> [OBJECTIVE]:
Give only the number of lines in the data that contain the word "Bills".

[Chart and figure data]
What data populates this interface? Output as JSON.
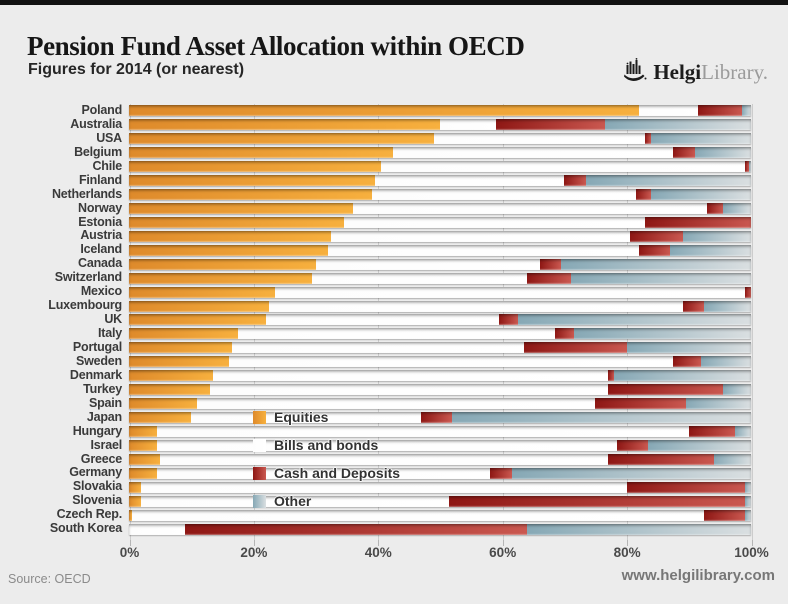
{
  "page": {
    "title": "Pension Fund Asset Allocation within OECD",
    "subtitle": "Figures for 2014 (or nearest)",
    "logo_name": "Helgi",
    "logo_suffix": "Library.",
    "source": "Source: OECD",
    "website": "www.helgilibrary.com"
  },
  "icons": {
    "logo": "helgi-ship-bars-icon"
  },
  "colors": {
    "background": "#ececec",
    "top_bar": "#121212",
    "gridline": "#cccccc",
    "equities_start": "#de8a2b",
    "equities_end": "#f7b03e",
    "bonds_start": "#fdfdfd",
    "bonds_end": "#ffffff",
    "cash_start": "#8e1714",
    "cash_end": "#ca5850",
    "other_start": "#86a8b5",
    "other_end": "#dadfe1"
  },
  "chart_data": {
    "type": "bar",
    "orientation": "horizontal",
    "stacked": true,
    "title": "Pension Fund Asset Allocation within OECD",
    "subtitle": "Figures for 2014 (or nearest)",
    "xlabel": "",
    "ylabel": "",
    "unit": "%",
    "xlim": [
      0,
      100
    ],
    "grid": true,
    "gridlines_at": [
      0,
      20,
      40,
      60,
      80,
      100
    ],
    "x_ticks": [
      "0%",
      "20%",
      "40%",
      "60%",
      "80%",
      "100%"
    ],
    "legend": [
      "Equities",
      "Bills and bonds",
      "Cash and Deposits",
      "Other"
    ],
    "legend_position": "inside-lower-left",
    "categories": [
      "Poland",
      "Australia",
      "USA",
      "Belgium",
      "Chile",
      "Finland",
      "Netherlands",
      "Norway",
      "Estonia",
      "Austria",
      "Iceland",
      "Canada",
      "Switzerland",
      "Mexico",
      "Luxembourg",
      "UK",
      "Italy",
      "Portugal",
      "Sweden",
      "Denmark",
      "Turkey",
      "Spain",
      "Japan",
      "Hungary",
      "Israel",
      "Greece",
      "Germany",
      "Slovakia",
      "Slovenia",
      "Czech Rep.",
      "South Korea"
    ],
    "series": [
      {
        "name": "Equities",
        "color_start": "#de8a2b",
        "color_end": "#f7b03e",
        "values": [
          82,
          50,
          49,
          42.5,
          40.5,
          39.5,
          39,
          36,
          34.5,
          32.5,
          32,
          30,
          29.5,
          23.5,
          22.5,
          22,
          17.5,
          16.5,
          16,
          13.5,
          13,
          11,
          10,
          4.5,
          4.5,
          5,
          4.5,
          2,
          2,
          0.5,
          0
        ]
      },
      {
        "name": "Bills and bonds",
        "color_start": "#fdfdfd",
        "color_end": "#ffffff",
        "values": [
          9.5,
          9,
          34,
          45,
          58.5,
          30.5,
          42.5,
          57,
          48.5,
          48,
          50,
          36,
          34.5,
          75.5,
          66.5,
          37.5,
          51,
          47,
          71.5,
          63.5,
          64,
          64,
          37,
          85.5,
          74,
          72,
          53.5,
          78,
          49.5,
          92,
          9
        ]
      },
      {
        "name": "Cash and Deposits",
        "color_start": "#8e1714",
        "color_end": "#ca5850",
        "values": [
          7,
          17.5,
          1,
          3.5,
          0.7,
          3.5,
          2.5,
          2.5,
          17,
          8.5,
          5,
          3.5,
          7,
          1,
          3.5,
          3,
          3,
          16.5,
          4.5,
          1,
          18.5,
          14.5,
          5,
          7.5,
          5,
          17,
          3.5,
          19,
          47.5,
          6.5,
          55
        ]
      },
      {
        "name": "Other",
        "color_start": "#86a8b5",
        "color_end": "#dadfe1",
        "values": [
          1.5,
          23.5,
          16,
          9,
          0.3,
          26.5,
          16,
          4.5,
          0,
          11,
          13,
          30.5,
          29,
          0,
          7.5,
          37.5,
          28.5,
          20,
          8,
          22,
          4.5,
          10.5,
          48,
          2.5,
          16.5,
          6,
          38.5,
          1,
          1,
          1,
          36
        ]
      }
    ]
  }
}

* * *

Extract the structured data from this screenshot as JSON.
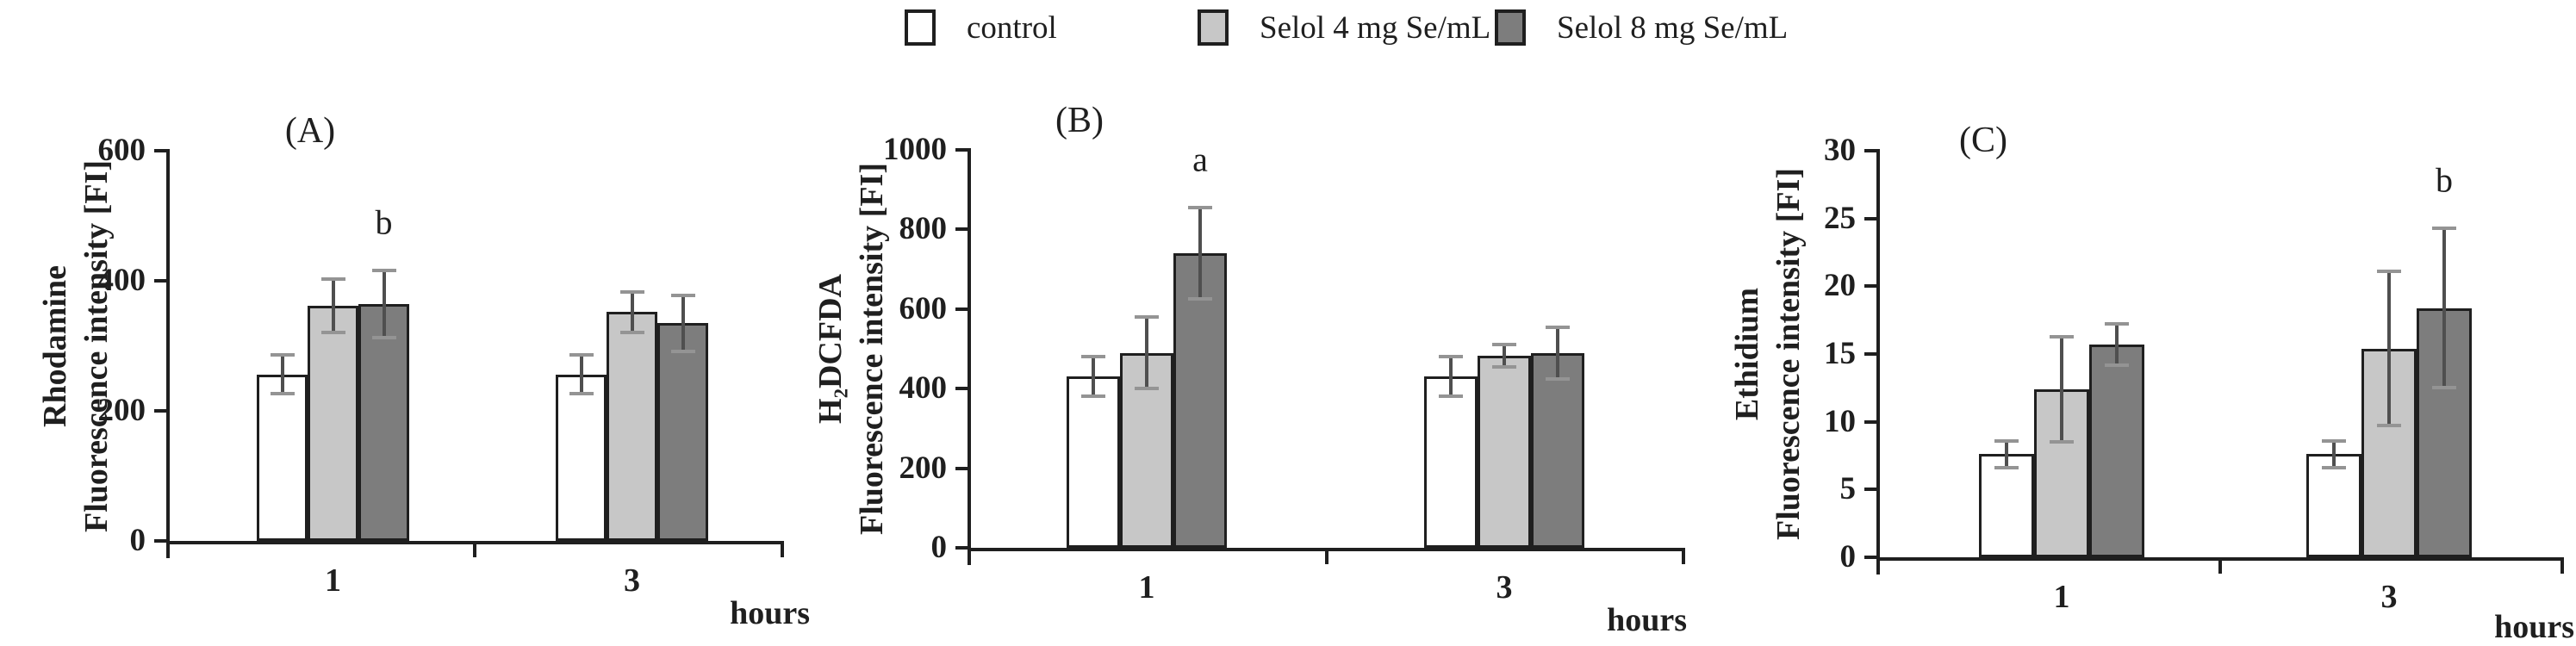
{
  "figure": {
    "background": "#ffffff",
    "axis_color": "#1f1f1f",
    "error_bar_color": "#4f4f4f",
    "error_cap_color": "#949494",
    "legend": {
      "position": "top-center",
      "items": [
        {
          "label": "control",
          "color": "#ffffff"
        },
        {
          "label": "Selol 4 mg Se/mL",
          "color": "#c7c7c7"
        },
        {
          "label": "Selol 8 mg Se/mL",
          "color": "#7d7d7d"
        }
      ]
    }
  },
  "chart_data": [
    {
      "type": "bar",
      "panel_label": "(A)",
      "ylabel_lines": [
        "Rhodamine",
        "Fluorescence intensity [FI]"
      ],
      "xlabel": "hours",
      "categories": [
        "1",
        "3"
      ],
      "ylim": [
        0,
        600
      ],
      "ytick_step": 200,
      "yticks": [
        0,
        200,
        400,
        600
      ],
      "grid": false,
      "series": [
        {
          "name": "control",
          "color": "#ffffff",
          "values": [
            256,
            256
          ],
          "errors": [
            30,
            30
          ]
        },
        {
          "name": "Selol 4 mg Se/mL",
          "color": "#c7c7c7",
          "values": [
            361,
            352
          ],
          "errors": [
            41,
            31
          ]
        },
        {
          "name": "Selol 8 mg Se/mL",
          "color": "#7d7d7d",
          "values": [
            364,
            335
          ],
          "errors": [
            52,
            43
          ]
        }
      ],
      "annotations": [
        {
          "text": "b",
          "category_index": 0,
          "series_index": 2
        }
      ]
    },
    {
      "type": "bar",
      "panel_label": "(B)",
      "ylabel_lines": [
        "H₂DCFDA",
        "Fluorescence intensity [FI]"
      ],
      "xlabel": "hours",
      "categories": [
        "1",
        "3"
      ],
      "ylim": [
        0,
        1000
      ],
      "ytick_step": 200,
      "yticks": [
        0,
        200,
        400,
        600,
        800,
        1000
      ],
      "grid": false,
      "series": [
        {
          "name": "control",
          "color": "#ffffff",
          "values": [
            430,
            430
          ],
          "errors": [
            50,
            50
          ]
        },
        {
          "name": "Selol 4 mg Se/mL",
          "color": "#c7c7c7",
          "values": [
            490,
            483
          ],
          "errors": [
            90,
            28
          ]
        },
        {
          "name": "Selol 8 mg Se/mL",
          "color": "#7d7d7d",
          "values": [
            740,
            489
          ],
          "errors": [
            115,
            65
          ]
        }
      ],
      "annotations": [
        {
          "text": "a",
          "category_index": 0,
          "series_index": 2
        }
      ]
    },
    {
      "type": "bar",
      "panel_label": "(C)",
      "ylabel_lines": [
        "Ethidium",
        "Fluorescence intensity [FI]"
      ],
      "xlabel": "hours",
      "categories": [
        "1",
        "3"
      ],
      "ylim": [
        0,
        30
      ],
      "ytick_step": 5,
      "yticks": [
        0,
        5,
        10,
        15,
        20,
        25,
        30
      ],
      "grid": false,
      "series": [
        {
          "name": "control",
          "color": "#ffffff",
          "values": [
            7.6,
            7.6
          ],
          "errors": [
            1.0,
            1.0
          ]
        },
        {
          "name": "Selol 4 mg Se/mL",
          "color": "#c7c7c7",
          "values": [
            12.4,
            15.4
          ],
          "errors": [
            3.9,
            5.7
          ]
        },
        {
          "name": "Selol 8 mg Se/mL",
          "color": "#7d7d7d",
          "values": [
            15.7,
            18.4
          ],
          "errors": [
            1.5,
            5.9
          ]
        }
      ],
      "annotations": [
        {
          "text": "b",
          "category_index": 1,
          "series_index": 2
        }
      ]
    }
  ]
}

==

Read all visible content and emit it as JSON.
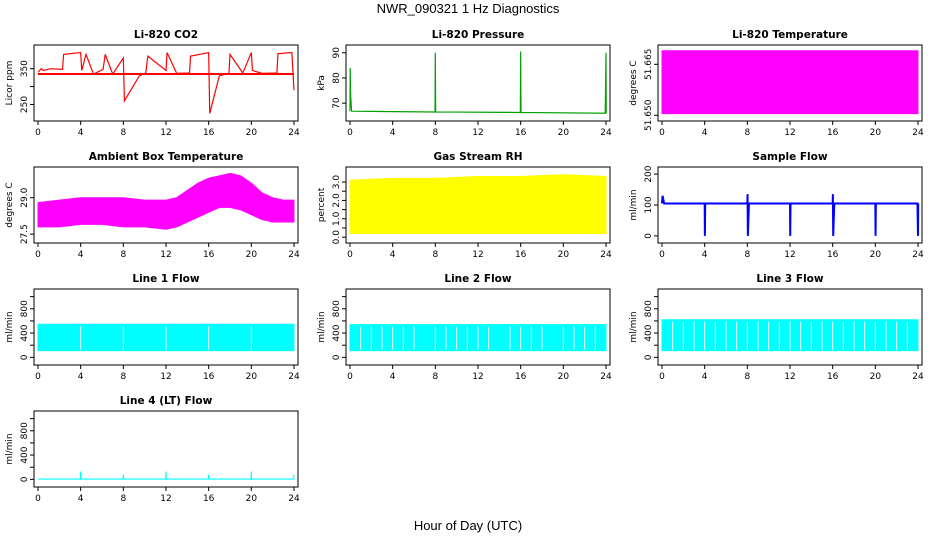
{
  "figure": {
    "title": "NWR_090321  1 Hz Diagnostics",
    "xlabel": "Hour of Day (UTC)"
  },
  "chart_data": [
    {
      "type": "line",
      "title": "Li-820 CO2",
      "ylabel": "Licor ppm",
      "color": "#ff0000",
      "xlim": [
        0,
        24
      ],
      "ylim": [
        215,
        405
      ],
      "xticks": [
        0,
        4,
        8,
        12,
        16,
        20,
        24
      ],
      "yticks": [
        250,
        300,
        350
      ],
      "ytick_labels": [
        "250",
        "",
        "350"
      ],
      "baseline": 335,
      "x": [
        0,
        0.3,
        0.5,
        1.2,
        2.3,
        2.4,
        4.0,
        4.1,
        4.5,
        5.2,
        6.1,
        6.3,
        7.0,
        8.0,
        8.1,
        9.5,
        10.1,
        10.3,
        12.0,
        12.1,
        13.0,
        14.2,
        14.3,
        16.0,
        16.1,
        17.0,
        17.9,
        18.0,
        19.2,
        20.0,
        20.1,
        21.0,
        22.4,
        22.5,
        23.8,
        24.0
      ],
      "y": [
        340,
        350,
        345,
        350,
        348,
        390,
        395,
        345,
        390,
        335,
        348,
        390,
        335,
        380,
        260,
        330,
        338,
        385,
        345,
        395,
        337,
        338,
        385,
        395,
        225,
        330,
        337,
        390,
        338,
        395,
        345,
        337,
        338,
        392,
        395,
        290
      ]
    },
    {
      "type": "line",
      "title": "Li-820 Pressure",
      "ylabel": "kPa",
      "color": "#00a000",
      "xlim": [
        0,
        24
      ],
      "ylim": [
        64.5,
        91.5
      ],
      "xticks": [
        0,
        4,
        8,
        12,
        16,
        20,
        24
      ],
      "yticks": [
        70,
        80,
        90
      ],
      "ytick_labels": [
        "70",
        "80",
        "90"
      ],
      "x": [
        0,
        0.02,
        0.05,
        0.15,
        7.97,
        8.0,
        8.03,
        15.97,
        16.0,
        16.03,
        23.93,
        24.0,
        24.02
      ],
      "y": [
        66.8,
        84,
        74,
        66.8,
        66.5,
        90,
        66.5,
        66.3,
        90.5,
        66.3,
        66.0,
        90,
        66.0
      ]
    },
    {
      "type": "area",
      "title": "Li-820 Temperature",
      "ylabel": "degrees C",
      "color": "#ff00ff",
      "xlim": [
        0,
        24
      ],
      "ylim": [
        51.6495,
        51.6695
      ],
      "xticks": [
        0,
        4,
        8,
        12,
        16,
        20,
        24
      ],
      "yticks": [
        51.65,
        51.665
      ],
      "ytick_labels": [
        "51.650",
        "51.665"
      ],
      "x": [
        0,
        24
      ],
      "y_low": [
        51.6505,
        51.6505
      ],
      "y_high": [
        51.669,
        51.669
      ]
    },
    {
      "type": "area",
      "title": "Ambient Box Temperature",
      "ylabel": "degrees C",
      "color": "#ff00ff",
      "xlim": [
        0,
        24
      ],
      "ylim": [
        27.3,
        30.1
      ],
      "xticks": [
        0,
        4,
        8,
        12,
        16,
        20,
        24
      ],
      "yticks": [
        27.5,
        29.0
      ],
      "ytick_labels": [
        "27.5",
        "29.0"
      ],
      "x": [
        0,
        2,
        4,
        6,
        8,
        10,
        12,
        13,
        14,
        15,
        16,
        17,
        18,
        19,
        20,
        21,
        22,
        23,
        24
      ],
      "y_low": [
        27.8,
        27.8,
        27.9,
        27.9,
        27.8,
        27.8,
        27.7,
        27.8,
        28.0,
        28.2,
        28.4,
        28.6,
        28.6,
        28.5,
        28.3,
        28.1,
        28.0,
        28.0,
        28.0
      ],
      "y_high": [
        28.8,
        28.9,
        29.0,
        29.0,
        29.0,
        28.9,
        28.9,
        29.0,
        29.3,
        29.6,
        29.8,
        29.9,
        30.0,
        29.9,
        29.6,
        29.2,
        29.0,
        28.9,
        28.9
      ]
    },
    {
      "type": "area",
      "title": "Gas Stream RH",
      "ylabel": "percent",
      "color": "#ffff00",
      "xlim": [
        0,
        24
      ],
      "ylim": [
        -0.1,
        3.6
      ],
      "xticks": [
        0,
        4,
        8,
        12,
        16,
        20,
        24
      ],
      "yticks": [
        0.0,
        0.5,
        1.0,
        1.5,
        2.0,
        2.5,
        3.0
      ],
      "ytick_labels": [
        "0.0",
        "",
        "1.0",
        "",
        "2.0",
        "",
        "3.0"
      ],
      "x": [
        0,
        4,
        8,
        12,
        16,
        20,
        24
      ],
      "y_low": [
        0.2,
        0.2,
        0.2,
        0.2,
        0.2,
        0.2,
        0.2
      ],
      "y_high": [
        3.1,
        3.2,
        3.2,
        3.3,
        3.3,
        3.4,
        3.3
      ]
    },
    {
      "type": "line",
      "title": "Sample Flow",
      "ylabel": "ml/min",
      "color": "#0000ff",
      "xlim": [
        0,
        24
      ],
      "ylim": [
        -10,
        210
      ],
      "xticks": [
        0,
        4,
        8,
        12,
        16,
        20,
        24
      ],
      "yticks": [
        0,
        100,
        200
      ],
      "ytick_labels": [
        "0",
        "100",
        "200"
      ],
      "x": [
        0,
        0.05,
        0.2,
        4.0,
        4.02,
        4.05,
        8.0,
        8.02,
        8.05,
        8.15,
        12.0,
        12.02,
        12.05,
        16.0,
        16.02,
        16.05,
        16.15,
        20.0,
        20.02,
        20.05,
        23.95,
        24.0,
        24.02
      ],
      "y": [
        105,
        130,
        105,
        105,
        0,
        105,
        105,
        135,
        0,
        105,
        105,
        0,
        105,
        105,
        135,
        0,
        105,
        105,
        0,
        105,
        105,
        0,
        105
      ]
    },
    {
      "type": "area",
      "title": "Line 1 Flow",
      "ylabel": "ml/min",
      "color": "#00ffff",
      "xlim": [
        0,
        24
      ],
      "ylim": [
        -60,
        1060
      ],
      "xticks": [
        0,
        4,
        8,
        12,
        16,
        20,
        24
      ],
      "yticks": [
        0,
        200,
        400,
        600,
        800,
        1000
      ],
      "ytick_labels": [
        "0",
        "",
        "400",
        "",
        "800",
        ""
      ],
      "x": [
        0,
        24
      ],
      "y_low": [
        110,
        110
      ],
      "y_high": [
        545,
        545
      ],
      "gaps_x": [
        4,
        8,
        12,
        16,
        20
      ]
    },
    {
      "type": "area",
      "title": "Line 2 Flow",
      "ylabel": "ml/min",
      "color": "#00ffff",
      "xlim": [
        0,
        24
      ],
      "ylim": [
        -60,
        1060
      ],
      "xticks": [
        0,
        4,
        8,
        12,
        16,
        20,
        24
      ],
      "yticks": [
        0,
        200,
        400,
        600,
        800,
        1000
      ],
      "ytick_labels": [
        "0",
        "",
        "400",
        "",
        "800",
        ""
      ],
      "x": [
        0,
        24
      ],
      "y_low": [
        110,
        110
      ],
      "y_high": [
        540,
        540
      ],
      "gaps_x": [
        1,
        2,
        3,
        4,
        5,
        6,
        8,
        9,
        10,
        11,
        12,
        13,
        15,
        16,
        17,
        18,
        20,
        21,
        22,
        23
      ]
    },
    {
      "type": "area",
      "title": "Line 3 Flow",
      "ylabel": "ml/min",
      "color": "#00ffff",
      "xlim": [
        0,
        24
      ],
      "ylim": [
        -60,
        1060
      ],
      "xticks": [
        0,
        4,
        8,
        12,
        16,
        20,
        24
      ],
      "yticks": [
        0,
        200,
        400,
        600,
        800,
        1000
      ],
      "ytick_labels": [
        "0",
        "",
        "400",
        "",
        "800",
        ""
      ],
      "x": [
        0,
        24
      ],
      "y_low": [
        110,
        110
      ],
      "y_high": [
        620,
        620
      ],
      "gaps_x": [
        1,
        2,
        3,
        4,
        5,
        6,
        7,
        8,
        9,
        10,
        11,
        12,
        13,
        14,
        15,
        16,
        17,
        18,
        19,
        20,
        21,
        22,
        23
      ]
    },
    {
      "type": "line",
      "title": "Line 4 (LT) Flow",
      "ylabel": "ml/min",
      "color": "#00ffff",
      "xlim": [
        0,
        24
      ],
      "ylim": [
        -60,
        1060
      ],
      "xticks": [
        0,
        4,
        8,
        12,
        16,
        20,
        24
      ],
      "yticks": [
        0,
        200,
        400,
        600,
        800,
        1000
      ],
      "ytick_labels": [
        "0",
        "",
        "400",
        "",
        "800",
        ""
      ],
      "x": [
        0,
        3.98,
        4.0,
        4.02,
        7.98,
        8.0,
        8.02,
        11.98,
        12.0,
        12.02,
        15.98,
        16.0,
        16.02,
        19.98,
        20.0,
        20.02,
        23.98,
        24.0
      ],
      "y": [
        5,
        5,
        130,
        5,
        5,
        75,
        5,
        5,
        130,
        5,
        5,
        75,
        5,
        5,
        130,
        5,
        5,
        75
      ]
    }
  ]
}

> [OUTPUT BELOW]:
2